-- START Record extracts --
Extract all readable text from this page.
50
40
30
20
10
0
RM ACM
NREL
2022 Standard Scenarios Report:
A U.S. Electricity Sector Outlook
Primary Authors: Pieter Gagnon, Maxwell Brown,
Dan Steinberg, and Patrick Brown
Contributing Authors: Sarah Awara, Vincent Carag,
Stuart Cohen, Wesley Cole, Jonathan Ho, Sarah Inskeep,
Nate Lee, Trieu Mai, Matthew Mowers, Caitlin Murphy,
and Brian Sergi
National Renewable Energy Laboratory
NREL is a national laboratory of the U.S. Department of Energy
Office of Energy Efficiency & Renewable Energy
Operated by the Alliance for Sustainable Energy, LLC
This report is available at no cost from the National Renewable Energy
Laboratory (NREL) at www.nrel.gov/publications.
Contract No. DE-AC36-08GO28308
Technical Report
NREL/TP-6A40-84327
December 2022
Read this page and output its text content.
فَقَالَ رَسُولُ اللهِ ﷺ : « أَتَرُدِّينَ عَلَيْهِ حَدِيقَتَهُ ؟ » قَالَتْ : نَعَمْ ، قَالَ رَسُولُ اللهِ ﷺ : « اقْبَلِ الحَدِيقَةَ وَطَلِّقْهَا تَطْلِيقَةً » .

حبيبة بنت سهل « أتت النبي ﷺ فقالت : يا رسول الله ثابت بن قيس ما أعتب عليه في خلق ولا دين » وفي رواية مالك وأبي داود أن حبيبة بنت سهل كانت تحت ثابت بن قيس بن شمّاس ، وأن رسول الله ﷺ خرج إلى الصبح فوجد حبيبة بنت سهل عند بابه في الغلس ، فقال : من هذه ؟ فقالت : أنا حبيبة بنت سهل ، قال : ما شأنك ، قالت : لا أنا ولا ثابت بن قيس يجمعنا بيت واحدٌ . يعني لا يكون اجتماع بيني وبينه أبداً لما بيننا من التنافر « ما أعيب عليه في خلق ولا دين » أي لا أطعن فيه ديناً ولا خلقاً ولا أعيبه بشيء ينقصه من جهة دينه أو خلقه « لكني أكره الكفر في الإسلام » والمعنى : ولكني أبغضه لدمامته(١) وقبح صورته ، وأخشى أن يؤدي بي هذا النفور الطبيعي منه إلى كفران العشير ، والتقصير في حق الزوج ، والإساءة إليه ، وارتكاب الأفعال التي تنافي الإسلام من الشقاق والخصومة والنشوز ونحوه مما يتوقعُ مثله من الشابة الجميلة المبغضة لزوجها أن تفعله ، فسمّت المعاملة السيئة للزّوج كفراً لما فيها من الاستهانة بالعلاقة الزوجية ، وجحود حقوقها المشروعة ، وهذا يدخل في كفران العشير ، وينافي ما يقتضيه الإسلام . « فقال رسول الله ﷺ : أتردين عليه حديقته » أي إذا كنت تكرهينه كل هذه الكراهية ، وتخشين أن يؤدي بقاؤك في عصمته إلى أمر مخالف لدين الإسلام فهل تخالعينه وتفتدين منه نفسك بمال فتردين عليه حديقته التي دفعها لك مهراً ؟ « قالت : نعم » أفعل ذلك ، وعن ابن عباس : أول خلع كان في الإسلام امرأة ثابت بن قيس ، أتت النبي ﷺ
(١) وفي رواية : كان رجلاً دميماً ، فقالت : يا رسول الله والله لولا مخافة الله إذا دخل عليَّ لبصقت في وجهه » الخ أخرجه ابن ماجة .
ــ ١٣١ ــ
-- END Record extracts --
Output each record exactly, leaving nothing out.

• **Complete answer**:
Extract all readable text from this page.
50
40
30
20
10
0
RM ACM
NREL
2022 Standard Scenarios Report:
A U.S. Electricity Sector Outlook
Primary Authors: Pieter Gagnon, Maxwell Brown,
Dan Steinberg, and Patrick Brown
Contributing Authors: Sarah Awara, Vincent Carag,
Stuart Cohen, Wesley Cole, Jonathan Ho, Sarah Inskeep,
Nate Lee, Trieu Mai, Matthew Mowers, Caitlin Murphy,
and Brian Sergi
National Renewable Energy Laboratory
NREL is a national laboratory of the U.S. Department of Energy
Office of Energy Efficiency & Renewable Energy
Operated by the Alliance for Sustainable Energy, LLC
This report is available at no cost from the National Renewable Energy
Laboratory (NREL) at www.nrel.gov/publications.
Contract No. DE-AC36-08GO28308
Technical Report
NREL/TP-6A40-84327
December 2022
Read this page and output its text content.
فَقَالَ رَسُولُ اللهِ ﷺ : « أَتَرُدِّينَ عَلَيْهِ حَدِيقَتَهُ ؟ » قَالَتْ : نَعَمْ ، قَالَ رَسُولُ اللهِ ﷺ : « اقْبَلِ الحَدِيقَةَ وَطَلِّقْهَا تَطْلِيقَةً » .

حبيبة بنت سهل « أتت النبي ﷺ فقالت : يا رسول الله ثابت بن قيس ما أعتب عليه في خلق ولا دين » وفي رواية مالك وأبي داود أن حبيبة بنت سهل كانت تحت ثابت بن قيس بن شمّاس ، وأن رسول الله ﷺ خرج إلى الصبح فوجد حبيبة بنت سهل عند بابه في الغلس ، فقال : من هذه ؟ فقالت : أنا حبيبة بنت سهل ، قال : ما شأنك ، قالت : لا أنا ولا ثابت بن قيس يجمعنا بيت واحدٌ . يعني لا يكون اجتماع بيني وبينه أبداً لما بيننا من التنافر « ما أعيب عليه في خلق ولا دين » أي لا أطعن فيه ديناً ولا خلقاً ولا أعيبه بشيء ينقصه من جهة دينه أو خلقه « لكني أكره الكفر في الإسلام » والمعنى : ولكني أبغضه لدمامته(١) وقبح صورته ، وأخشى أن يؤدي بي هذا النفور الطبيعي منه إلى كفران العشير ، والتقصير في حق الزوج ، والإساءة إليه ، وارتكاب الأفعال التي تنافي الإسلام من الشقاق والخصومة والنشوز ونحوه مما يتوقعُ مثله من الشابة الجميلة المبغضة لزوجها أن تفعله ، فسمّت المعاملة السيئة للزّوج كفراً لما فيها من الاستهانة بالعلاقة الزوجية ، وجحود حقوقها المشروعة ، وهذا يدخل في كفران العشير ، وينافي ما يقتضيه الإسلام . « فقال رسول الله ﷺ : أتردين عليه حديقته » أي إذا كنت تكرهينه كل هذه الكراهية ، وتخشين أن يؤدي بقاؤك في عصمته إلى أمر مخالف لدين الإسلام فهل تخالعينه وتفتدين منه نفسك بمال فتردين عليه حديقته التي دفعها لك مهراً ؟ « قالت : نعم » أفعل ذلك ، وعن ابن عباس : أول خلع كان في الإسلام امرأة ثابت بن قيس ، أتت النبي ﷺ
(١) وفي رواية : كان رجلاً دميماً ، فقالت : يا رسول الله والله لولا مخافة الله إذا دخل عليَّ لبصقت في وجهه » الخ أخرجه ابن ماجة .
ــ ١٣١ ــ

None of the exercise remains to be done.